**Task data:**
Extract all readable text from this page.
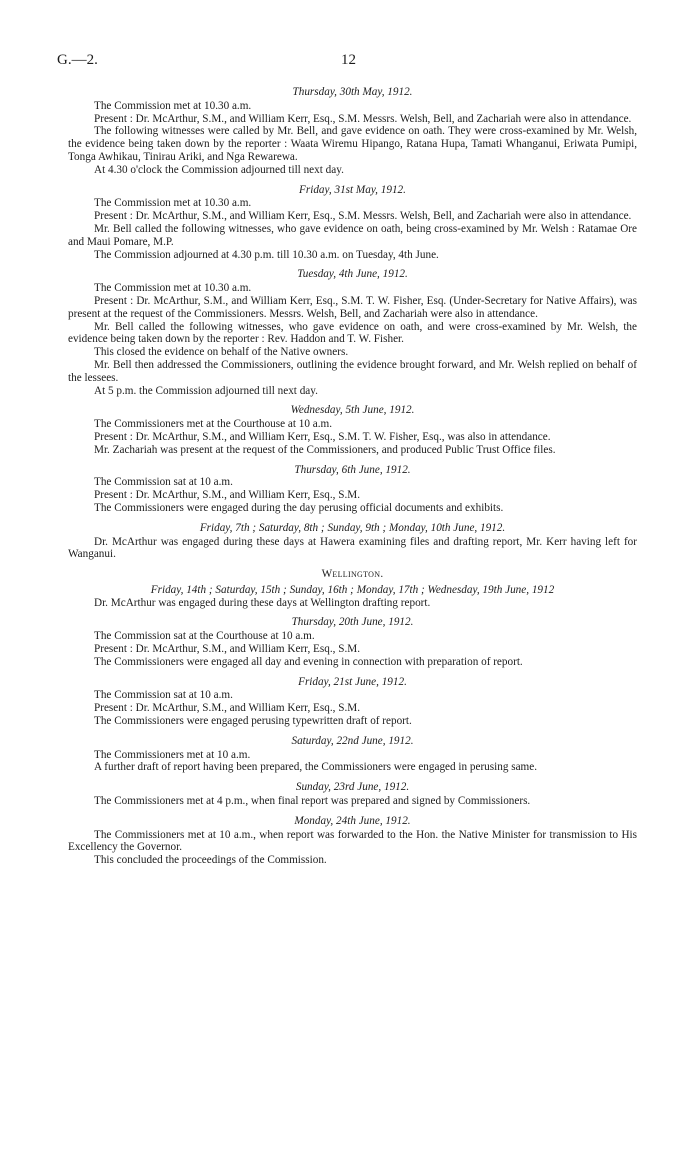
G.—2.	12
Thursday, 30th May, 1912.

The Commission met at 10.30 a.m.

Present : Dr. McArthur, S.M., and William Kerr, Esq., S.M. Messrs. Welsh, Bell, and Zachariah were also in attendance.

The following witnesses were called by Mr. Bell, and gave evidence on oath. They were cross-examined by Mr. Welsh, the evidence being taken down by the reporter : Waata Wiremu Hipango, Ratana Hupa, Tamati Whanganui, Eriwata Pumipi, Tonga Awhikau, Tinirau Ariki, and Nga Rewarewa.

At 4.30 o'clock the Commission adjourned till next day.

Friday, 31st May, 1912.

The Commission met at 10.30 a.m.

Present : Dr. McArthur, S.M., and William Kerr, Esq., S.M. Messrs. Welsh, Bell, and Zachariah were also in attendance.

Mr. Bell called the following witnesses, who gave evidence on oath, being cross-examined by Mr. Welsh : Ratamae Ore and Maui Pomare, M.P.

The Commission adjourned at 4.30 p.m. till 10.30 a.m. on Tuesday, 4th June.

Tuesday, 4th June, 1912.

The Commission met at 10.30 a.m.

Present : Dr. McArthur, S.M., and William Kerr, Esq., S.M. T. W. Fisher, Esq. (Under-Secretary for Native Affairs), was present at the request of the Commissioners. Messrs. Welsh, Bell, and Zachariah were also in attendance.

Mr. Bell called the following witnesses, who gave evidence on oath, and were cross-examined by Mr. Welsh, the evidence being taken down by the reporter : Rev. Haddon and T. W. Fisher.

This closed the evidence on behalf of the Native owners.

Mr. Bell then addressed the Commissioners, outlining the evidence brought forward, and Mr. Welsh replied on behalf of the lessees.

At 5 p.m. the Commission adjourned till next day.

Wednesday, 5th June, 1912.

The Commissioners met at the Courthouse at 10 a.m.

Present : Dr. McArthur, S.M., and William Kerr, Esq., S.M. T. W. Fisher, Esq., was also in attendance.

Mr. Zachariah was present at the request of the Commissioners, and produced Public Trust Office files.

Thursday, 6th June, 1912.

The Commission sat at 10 a.m.

Present : Dr. McArthur, S.M., and William Kerr, Esq., S.M.

The Commissioners were engaged during the day perusing official documents and exhibits.

Friday, 7th ; Saturday, 8th ; Sunday, 9th ; Monday, 10th June, 1912.

Dr. McArthur was engaged during these days at Hawera examining files and drafting report, Mr. Kerr having left for Wanganui.

Wellington.
Friday, 14th ; Saturday, 15th ; Sunday, 16th ; Monday, 17th ; Wednesday, 19th June, 1912

Dr. McArthur was engaged during these days at Wellington drafting report.

Thursday, 20th June, 1912.

The Commission sat at the Courthouse at 10 a.m.

Present : Dr. McArthur, S.M., and William Kerr, Esq., S.M.

The Commissioners were engaged all day and evening in connection with preparation of report.

Friday, 21st June, 1912.

The Commission sat at 10 a.m.

Present : Dr. McArthur, S.M., and William Kerr, Esq., S.M.

The Commissioners were engaged perusing typewritten draft of report.

Saturday, 22nd June, 1912.

The Commissioners met at 10 a.m.

A further draft of report having been prepared, the Commissioners were engaged in perusing same.

Sunday, 23rd June, 1912.

The Commissioners met at 4 p.m., when final report was prepared and signed by Commissioners.

Monday, 24th June, 1912.

The Commissioners met at 10 a.m., when report was forwarded to the Hon. the Native Minister for transmission to His Excellency the Governor.

This concluded the proceedings of the Commission.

**Exercise prompt:**
In the listing, how many lines hold "called"? Answer with a bare number.

**Output for this task:**
3